### Stored records:
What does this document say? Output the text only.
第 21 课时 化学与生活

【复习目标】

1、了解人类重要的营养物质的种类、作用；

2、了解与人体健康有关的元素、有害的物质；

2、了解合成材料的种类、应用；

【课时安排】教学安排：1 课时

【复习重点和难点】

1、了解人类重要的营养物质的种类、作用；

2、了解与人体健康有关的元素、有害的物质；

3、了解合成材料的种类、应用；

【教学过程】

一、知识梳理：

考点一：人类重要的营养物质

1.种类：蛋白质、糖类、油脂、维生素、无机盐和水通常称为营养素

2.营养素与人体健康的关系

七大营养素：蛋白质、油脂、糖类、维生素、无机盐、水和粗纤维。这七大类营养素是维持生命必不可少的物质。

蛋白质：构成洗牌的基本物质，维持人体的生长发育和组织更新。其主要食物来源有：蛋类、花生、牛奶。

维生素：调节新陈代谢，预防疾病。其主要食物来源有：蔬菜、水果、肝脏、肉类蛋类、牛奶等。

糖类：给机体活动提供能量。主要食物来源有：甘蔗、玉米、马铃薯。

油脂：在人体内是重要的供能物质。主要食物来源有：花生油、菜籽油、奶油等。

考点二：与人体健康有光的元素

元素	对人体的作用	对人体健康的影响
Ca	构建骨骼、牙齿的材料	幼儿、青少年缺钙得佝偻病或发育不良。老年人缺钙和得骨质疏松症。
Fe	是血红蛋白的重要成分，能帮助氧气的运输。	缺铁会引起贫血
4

### Stated problem:
Using the listing above, please repeat every entry exactly.

### Task response:
What does this document say? Output the text only.
第 21 课时 化学与生活

【复习目标】

1、了解人类重要的营养物质的种类、作用；

2、了解与人体健康有关的元素、有害的物质；

2、了解合成材料的种类、应用；

【课时安排】教学安排：1 课时

【复习重点和难点】

1、了解人类重要的营养物质的种类、作用；

2、了解与人体健康有关的元素、有害的物质；

3、了解合成材料的种类、应用；

【教学过程】

一、知识梳理：

考点一：人类重要的营养物质

1.种类：蛋白质、糖类、油脂、维生素、无机盐和水通常称为营养素

2.营养素与人体健康的关系

七大营养素：蛋白质、油脂、糖类、维生素、无机盐、水和粗纤维。这七大类营养素是维持生命必不可少的物质。

蛋白质：构成洗牌的基本物质，维持人体的生长发育和组织更新。其主要食物来源有：蛋类、花生、牛奶。

维生素：调节新陈代谢，预防疾病。其主要食物来源有：蔬菜、水果、肝脏、肉类蛋类、牛奶等。

糖类：给机体活动提供能量。主要食物来源有：甘蔗、玉米、马铃薯。

油脂：在人体内是重要的供能物质。主要食物来源有：花生油、菜籽油、奶油等。

考点二：与人体健康有光的元素

元素	对人体的作用	对人体健康的影响
Ca	构建骨骼、牙齿的材料	幼儿、青少年缺钙得佝偻病或发育不良。老年人缺钙和得骨质疏松症。
Fe	是血红蛋白的重要成分，能帮助氧气的运输。	缺铁会引起贫血
4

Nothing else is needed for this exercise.